= James Inman =

British mathematician (1776–1859)

James Inman (1776–1859), an English mathematician and astronomer, was professor of mathematics at the Royal Naval College, Portsmouth, and author of Inman's Nautical Tables.

==Early years==

Inman was born at Tod Hole in Garsdale, then in the West Riding of Yorkshire, the younger son of Richard Inman and Jane Hutchinson. He was educated at Sedbergh and St John's College, Cambridge, graduating as first Smith's prizeman and Senior Wrangler for 1800. Among his close college friends was Henry Martyn.

After graduating with first class honours in 1800, Inman intended to undertake missionary work in the Middle East, in Syria, but due to a declaration of war could travel no further than Malta, where he continued to study Arabic.

==Astronomer for Matthew Flinders, 1803–04==

Returning to England, the Board of Longitude appointed him as replacement astronomer (the original astronomer, suffering from severe seasickness, was discharged en route to Australia) on the expedition of under Matthew Flinders charting Australian waters in 1803–1804. Arriving at Sydney too late to join in Flinders' circumnavigation of Australia, he assisted in concluding the expedition. At this time he became a firm friend of Flinders' nephew, John Franklin, then midshipman. He also befriended the Investigator's artist, William Westall, for whom he later wrote letters of introduction. While on board the East Indiaman Warley for his return to Britain, he participated in the Battle of Pulo Auro. Here he temporarily commanded a party of lascar pikemen.

▶ **Information provided**
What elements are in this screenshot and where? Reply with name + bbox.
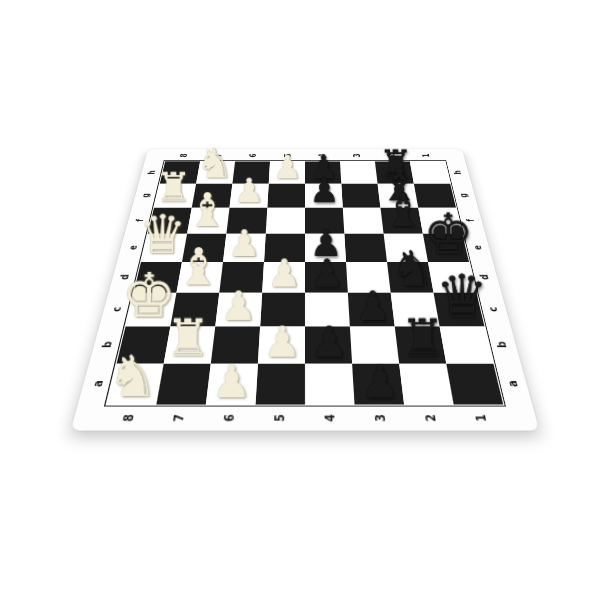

▶ **Required task A**
In the James Inman biography, rewrite the passage from "British mathematician (1776–1859)" to "to study Arabic.", replacing "Malta" with "Gibraltar".
▶ **Required task B**
According to the James Inman biography, where was Inman born?

▶ **Reply A**
British mathematician (1776–1859)

James Inman (1776–1859), an English mathematician and astronomer, was professor of mathematics at the Royal Naval College, Portsmouth, and author of Inman's Nautical Tables.

==Early years==

Inman was born at Tod Hole in Garsdale, then in the West Riding of Yorkshire, the younger son of Richard Inman and Jane Hutchinson. He was educated at Sedbergh and St John's College, Cambridge, graduating as first Smith's prizeman and Senior Wrangler for 1800. Among his close college friends was Henry Martyn.

After graduating with first class honours in 1800, Inman intended to undertake missionary work in the Middle East, in Syria, but due to a declaration of war could travel no further than Gibraltar, where he continued to study Arabic.

▶ **Reply B**
At Tod Hole in Garsdale, then in the West Riding of Yorkshire.